*Exercise requirements*:
Output the material word for word. Leave each picture out.
** start of Data section **
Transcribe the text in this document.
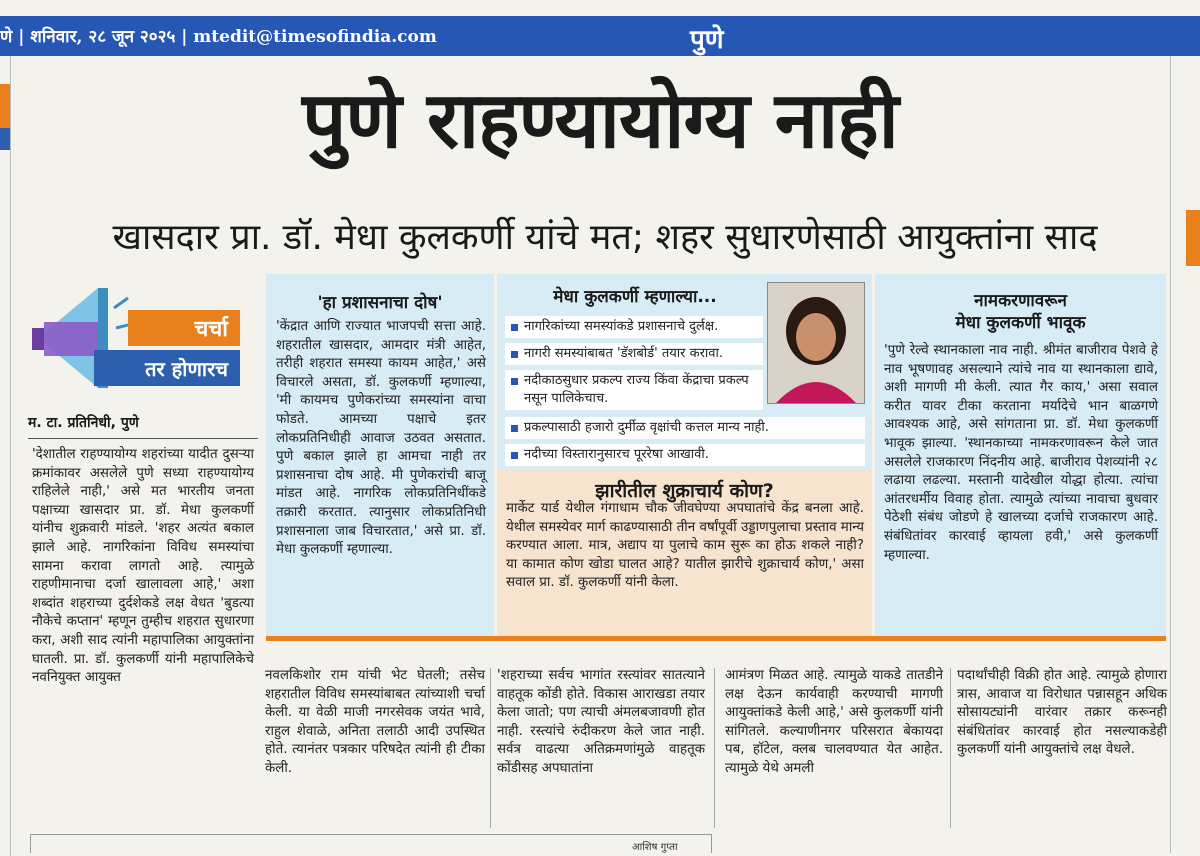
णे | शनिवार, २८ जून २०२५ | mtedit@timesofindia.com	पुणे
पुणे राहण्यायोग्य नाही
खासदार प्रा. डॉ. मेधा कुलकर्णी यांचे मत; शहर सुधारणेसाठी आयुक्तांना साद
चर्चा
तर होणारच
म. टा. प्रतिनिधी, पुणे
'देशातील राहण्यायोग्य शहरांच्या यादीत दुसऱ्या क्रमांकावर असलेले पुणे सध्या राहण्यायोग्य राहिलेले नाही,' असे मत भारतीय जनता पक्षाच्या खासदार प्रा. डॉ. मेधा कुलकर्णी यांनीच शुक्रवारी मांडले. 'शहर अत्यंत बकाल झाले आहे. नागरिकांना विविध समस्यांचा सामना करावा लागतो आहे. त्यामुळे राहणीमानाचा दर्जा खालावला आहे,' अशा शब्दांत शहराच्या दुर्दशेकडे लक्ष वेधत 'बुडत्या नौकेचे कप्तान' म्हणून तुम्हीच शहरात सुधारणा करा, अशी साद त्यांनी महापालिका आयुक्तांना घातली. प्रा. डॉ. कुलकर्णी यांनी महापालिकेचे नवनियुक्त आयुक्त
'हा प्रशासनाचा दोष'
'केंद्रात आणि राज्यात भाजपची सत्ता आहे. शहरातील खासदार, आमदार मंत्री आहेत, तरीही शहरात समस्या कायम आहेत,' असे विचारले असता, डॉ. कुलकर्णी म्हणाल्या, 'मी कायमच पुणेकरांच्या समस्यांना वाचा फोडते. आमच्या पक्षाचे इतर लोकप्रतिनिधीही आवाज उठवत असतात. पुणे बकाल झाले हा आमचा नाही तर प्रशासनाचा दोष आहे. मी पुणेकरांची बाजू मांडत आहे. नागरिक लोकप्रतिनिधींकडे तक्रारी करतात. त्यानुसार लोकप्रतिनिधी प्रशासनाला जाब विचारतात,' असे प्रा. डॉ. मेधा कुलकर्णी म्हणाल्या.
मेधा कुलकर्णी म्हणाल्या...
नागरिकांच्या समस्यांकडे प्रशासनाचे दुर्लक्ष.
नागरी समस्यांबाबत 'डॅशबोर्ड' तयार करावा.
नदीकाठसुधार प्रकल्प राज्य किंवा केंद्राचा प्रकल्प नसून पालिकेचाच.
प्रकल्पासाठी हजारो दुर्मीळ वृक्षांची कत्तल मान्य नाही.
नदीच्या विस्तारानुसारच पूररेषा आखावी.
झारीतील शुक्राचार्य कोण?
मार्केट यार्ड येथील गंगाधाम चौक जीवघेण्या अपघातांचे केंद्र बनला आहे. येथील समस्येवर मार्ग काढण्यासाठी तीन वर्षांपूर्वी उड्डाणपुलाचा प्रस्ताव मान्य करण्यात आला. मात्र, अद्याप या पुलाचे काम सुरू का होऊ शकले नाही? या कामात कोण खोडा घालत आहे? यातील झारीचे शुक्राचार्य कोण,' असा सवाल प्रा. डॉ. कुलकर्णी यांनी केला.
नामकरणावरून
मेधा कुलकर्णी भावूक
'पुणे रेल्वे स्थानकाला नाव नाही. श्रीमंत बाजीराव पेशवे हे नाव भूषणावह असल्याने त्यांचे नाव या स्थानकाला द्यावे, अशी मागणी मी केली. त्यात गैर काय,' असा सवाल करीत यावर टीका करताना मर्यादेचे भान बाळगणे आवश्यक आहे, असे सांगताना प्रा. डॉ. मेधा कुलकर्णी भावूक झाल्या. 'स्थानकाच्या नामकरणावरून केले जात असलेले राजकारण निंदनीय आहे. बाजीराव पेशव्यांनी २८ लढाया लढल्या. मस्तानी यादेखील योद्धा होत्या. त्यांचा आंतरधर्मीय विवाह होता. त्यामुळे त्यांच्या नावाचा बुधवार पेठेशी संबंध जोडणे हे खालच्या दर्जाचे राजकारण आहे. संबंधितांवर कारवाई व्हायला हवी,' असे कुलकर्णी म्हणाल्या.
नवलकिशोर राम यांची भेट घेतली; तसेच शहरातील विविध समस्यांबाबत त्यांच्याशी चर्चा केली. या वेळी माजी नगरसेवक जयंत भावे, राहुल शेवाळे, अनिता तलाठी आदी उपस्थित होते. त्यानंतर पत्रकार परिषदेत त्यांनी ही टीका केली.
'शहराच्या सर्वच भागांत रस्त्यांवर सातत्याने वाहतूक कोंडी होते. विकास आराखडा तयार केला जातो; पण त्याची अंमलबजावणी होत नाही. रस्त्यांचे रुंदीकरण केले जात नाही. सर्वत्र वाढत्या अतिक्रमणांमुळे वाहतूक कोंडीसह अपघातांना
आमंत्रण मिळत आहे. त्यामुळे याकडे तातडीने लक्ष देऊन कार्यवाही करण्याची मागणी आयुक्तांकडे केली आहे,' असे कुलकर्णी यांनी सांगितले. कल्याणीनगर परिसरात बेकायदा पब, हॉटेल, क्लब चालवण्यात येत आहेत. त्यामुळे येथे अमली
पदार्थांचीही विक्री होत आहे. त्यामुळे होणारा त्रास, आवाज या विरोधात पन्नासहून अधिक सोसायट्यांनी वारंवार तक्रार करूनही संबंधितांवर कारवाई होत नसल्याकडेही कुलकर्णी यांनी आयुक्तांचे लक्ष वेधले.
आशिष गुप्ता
** end of Data section **
*Complete response*:
Transcribe the text in this document.
णे | शनिवार, २८ जून २०२५ | mtedit@timesofindia.com	पुणे
पुणे राहण्यायोग्य नाही
खासदार प्रा. डॉ. मेधा कुलकर्णी यांचे मत; शहर सुधारणेसाठी आयुक्तांना साद
चर्चा
तर होणारच
म. टा. प्रतिनिधी, पुणे
'देशातील राहण्यायोग्य शहरांच्या यादीत दुसऱ्या क्रमांकावर असलेले पुणे सध्या राहण्यायोग्य राहिलेले नाही,' असे मत भारतीय जनता पक्षाच्या खासदार प्रा. डॉ. मेधा कुलकर्णी यांनीच शुक्रवारी मांडले. 'शहर अत्यंत बकाल झाले आहे. नागरिकांना विविध समस्यांचा सामना करावा लागतो आहे. त्यामुळे राहणीमानाचा दर्जा खालावला आहे,' अशा शब्दांत शहराच्या दुर्दशेकडे लक्ष वेधत 'बुडत्या नौकेचे कप्तान' म्हणून तुम्हीच शहरात सुधारणा करा, अशी साद त्यांनी महापालिका आयुक्तांना घातली. प्रा. डॉ. कुलकर्णी यांनी महापालिकेचे नवनियुक्त आयुक्त
'हा प्रशासनाचा दोष'
'केंद्रात आणि राज्यात भाजपची सत्ता आहे. शहरातील खासदार, आमदार मंत्री आहेत, तरीही शहरात समस्या कायम आहेत,' असे विचारले असता, डॉ. कुलकर्णी म्हणाल्या, 'मी कायमच पुणेकरांच्या समस्यांना वाचा फोडते. आमच्या पक्षाचे इतर लोकप्रतिनिधीही आवाज उठवत असतात. पुणे बकाल झाले हा आमचा नाही तर प्रशासनाचा दोष आहे. मी पुणेकरांची बाजू मांडत आहे. नागरिक लोकप्रतिनिधींकडे तक्रारी करतात. त्यानुसार लोकप्रतिनिधी प्रशासनाला जाब विचारतात,' असे प्रा. डॉ. मेधा कुलकर्णी म्हणाल्या.
मेधा कुलकर्णी म्हणाल्या...
नागरिकांच्या समस्यांकडे प्रशासनाचे दुर्लक्ष.
नागरी समस्यांबाबत 'डॅशबोर्ड' तयार करावा.
नदीकाठसुधार प्रकल्प राज्य किंवा केंद्राचा प्रकल्प नसून पालिकेचाच.
प्रकल्पासाठी हजारो दुर्मीळ वृक्षांची कत्तल मान्य नाही.
नदीच्या विस्तारानुसारच पूररेषा आखावी.
झारीतील शुक्राचार्य कोण?
मार्केट यार्ड येथील गंगाधाम चौक जीवघेण्या अपघातांचे केंद्र बनला आहे. येथील समस्येवर मार्ग काढण्यासाठी तीन वर्षांपूर्वी उड्डाणपुलाचा प्रस्ताव मान्य करण्यात आला. मात्र, अद्याप या पुलाचे काम सुरू का होऊ शकले नाही? या कामात कोण खोडा घालत आहे? यातील झारीचे शुक्राचार्य कोण,' असा सवाल प्रा. डॉ. कुलकर्णी यांनी केला.
नामकरणावरून
मेधा कुलकर्णी भावूक
'पुणे रेल्वे स्थानकाला नाव नाही. श्रीमंत बाजीराव पेशवे हे नाव भूषणावह असल्याने त्यांचे नाव या स्थानकाला द्यावे, अशी मागणी मी केली. त्यात गैर काय,' असा सवाल करीत यावर टीका करताना मर्यादेचे भान बाळगणे आवश्यक आहे, असे सांगताना प्रा. डॉ. मेधा कुलकर्णी भावूक झाल्या. 'स्थानकाच्या नामकरणावरून केले जात असलेले राजकारण निंदनीय आहे. बाजीराव पेशव्यांनी २८ लढाया लढल्या. मस्तानी यादेखील योद्धा होत्या. त्यांचा आंतरधर्मीय विवाह होता. त्यामुळे त्यांच्या नावाचा बुधवार पेठेशी संबंध जोडणे हे खालच्या दर्जाचे राजकारण आहे. संबंधितांवर कारवाई व्हायला हवी,' असे कुलकर्णी म्हणाल्या.
नवलकिशोर राम यांची भेट घेतली; तसेच शहरातील विविध समस्यांबाबत त्यांच्याशी चर्चा केली. या वेळी माजी नगरसेवक जयंत भावे, राहुल शेवाळे, अनिता तलाठी आदी उपस्थित होते. त्यानंतर पत्रकार परिषदेत त्यांनी ही टीका केली.
'शहराच्या सर्वच भागांत रस्त्यांवर सातत्याने वाहतूक कोंडी होते. विकास आराखडा तयार केला जातो; पण त्याची अंमलबजावणी होत नाही. रस्त्यांचे रुंदीकरण केले जात नाही. सर्वत्र वाढत्या अतिक्रमणांमुळे वाहतूक कोंडीसह अपघातांना
आमंत्रण मिळत आहे. त्यामुळे याकडे तातडीने लक्ष देऊन कार्यवाही करण्याची मागणी आयुक्तांकडे केली आहे,' असे कुलकर्णी यांनी सांगितले. कल्याणीनगर परिसरात बेकायदा पब, हॉटेल, क्लब चालवण्यात येत आहेत. त्यामुळे येथे अमली
पदार्थांचीही विक्री होत आहे. त्यामुळे होणारा त्रास, आवाज या विरोधात पन्नासहून अधिक सोसायट्यांनी वारंवार तक्रार करूनही संबंधितांवर कारवाई होत नसल्याकडेही कुलकर्णी यांनी आयुक्तांचे लक्ष वेधले.
आशिष गुप्ता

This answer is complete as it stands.